#### WRITTEN PROBLEM:
Gather every line that includes the word "name", please.

== RECORDS FOR THE TASK ==

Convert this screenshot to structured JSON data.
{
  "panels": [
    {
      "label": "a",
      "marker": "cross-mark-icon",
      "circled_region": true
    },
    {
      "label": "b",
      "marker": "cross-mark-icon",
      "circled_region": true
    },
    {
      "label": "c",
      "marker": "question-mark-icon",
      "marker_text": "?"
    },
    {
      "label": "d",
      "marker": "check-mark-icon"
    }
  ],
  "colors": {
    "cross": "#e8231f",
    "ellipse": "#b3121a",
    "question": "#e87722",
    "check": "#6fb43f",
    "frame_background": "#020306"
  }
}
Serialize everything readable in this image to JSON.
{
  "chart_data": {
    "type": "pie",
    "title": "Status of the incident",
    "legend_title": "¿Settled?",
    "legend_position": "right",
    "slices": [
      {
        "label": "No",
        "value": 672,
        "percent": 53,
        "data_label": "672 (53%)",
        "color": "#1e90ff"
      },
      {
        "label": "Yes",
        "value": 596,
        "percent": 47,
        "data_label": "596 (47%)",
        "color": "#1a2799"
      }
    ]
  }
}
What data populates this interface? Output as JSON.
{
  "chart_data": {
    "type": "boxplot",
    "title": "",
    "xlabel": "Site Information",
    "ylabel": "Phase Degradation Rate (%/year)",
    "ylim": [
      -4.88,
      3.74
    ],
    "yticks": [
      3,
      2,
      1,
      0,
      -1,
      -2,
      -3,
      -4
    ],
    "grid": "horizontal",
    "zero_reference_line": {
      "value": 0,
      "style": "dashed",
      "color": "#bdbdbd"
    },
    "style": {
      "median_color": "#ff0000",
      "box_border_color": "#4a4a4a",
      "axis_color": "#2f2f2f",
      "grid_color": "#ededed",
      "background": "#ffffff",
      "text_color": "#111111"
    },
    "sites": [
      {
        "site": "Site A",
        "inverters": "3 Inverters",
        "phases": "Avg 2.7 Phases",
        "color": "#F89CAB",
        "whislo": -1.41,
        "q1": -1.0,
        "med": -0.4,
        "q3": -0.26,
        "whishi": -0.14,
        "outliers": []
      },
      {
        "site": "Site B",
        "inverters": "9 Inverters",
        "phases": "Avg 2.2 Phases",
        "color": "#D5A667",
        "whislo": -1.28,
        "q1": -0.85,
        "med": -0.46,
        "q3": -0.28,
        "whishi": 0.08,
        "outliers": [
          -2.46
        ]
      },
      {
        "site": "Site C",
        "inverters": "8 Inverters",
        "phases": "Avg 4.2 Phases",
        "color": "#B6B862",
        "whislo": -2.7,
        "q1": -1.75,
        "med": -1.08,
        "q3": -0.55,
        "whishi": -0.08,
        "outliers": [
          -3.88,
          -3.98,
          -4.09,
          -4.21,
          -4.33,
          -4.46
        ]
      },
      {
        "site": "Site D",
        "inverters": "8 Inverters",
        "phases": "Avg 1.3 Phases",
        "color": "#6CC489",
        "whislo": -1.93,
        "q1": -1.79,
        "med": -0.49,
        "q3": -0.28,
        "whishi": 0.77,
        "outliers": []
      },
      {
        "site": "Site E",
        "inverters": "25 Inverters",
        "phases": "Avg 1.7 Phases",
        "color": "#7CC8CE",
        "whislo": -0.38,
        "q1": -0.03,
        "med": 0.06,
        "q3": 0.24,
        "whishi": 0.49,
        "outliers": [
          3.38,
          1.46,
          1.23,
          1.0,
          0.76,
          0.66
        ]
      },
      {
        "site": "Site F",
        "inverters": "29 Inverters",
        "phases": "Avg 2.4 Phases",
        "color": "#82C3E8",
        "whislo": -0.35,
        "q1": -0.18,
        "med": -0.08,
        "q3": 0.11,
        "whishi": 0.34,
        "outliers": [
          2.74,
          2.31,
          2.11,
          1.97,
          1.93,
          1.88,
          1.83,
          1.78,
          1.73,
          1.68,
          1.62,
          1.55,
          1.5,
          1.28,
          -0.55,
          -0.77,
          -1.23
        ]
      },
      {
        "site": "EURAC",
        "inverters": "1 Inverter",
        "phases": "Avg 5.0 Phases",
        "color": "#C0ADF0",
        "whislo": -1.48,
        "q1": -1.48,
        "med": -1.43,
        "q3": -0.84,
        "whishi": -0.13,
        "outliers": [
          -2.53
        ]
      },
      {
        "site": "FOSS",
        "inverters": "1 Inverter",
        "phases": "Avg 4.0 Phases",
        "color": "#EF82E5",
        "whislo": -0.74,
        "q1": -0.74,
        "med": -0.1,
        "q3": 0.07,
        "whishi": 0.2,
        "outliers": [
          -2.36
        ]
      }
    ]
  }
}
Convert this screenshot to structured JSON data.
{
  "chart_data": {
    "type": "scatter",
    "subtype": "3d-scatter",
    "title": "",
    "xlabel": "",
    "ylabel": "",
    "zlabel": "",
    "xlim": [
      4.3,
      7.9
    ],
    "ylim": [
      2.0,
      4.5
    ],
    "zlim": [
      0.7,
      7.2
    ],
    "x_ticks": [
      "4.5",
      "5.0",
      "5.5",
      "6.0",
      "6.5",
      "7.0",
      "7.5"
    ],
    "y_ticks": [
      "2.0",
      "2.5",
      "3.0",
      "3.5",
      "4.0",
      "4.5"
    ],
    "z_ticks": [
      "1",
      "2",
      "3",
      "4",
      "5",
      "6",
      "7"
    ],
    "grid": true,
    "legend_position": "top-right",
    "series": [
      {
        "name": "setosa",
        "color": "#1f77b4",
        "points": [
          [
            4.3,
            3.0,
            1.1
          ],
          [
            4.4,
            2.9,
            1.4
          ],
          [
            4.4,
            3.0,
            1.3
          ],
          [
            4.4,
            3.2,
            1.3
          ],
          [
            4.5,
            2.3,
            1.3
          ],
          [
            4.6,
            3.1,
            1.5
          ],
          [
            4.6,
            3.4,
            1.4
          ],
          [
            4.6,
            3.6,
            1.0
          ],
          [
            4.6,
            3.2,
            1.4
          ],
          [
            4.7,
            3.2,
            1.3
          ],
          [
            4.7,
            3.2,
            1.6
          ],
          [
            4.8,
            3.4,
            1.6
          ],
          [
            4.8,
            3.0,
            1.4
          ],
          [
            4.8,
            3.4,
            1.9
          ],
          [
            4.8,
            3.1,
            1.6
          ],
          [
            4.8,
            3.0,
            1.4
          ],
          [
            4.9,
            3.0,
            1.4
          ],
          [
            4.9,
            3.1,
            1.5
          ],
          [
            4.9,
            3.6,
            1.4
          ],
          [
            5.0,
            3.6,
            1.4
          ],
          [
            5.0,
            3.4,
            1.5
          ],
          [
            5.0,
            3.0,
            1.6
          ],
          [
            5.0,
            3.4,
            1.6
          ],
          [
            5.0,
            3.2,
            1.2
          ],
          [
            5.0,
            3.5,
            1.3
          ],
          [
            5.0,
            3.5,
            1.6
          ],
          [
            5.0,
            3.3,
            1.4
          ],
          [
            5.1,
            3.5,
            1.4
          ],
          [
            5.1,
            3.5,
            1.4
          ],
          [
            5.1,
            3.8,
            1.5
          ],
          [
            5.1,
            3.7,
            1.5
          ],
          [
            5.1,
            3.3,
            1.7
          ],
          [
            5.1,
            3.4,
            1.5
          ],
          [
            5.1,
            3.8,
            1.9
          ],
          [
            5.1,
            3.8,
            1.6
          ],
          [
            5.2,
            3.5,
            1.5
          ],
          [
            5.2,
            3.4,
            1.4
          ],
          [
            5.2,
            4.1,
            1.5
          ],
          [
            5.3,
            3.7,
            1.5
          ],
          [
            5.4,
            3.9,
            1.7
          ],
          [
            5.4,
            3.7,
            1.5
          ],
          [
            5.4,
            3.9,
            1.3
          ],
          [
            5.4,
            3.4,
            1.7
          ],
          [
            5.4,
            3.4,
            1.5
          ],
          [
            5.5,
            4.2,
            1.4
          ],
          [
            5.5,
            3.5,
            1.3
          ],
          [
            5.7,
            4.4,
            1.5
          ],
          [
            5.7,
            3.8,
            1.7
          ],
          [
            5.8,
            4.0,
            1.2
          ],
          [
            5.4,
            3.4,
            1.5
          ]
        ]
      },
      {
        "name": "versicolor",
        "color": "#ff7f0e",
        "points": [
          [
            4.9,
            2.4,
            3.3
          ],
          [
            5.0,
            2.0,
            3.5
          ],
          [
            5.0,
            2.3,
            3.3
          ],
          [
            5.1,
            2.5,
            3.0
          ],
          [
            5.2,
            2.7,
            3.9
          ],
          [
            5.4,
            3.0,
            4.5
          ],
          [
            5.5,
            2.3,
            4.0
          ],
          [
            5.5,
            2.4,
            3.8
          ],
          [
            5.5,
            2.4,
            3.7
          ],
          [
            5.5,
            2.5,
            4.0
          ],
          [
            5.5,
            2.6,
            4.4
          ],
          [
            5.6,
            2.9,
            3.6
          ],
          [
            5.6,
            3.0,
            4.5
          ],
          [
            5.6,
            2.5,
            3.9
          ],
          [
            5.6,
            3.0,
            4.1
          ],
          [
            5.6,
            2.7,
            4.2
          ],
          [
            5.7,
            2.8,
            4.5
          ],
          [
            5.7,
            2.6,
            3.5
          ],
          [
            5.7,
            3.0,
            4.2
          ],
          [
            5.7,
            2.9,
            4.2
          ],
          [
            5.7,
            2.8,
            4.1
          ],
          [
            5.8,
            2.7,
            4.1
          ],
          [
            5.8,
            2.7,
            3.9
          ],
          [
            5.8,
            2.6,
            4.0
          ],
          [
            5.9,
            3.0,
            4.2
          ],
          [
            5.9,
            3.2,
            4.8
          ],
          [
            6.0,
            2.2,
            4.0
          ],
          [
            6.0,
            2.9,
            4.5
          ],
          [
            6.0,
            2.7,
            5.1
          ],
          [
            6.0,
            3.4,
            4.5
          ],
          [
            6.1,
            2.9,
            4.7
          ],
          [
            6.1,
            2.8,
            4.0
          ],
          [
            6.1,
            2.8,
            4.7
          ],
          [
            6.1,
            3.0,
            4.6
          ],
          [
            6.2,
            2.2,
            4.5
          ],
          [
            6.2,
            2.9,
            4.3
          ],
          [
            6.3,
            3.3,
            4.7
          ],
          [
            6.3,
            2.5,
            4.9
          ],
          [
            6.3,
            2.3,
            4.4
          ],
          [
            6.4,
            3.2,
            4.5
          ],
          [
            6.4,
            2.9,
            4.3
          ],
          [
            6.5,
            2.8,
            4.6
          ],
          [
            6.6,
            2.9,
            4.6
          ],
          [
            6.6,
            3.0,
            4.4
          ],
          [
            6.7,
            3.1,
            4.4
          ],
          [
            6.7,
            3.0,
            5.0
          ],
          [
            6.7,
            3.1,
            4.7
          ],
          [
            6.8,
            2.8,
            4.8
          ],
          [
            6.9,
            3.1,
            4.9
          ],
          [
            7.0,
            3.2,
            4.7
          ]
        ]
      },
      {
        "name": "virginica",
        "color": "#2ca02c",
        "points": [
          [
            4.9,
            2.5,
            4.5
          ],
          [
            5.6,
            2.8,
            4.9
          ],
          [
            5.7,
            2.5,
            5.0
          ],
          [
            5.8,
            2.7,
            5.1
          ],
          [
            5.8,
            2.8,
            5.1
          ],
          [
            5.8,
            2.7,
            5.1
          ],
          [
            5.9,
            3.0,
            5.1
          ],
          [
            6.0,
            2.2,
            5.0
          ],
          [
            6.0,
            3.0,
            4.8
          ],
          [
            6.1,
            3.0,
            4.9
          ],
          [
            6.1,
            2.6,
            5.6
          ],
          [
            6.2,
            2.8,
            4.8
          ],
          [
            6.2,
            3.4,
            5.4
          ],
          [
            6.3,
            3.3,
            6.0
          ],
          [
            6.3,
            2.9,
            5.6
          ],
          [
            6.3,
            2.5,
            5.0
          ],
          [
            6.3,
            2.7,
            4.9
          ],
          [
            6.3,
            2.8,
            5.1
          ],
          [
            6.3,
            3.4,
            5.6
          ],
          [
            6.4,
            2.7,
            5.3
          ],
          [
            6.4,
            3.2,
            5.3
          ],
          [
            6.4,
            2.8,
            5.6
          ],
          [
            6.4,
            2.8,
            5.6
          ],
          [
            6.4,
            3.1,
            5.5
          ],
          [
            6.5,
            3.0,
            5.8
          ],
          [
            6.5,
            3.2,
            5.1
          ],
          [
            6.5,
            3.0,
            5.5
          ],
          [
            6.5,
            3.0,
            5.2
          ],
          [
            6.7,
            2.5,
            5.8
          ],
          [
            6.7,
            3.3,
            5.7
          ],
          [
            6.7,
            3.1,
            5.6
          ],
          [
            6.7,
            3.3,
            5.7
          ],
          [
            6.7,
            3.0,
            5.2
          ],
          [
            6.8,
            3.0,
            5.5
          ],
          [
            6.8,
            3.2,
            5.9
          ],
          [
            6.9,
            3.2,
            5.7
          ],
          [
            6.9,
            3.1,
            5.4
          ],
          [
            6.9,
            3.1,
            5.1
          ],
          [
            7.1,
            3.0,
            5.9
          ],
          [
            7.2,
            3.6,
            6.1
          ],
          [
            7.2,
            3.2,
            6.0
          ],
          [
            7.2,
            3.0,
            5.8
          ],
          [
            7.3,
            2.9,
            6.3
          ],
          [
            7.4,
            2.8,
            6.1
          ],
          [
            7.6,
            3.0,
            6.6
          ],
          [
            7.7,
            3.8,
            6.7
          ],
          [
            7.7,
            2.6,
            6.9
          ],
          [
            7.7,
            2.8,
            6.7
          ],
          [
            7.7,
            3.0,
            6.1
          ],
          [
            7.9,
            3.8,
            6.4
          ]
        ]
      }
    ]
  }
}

===

#### SOLUTION TO THIS TASK:
        "name": "setosa",
        "name": "versicolor",
        "name": "virginica",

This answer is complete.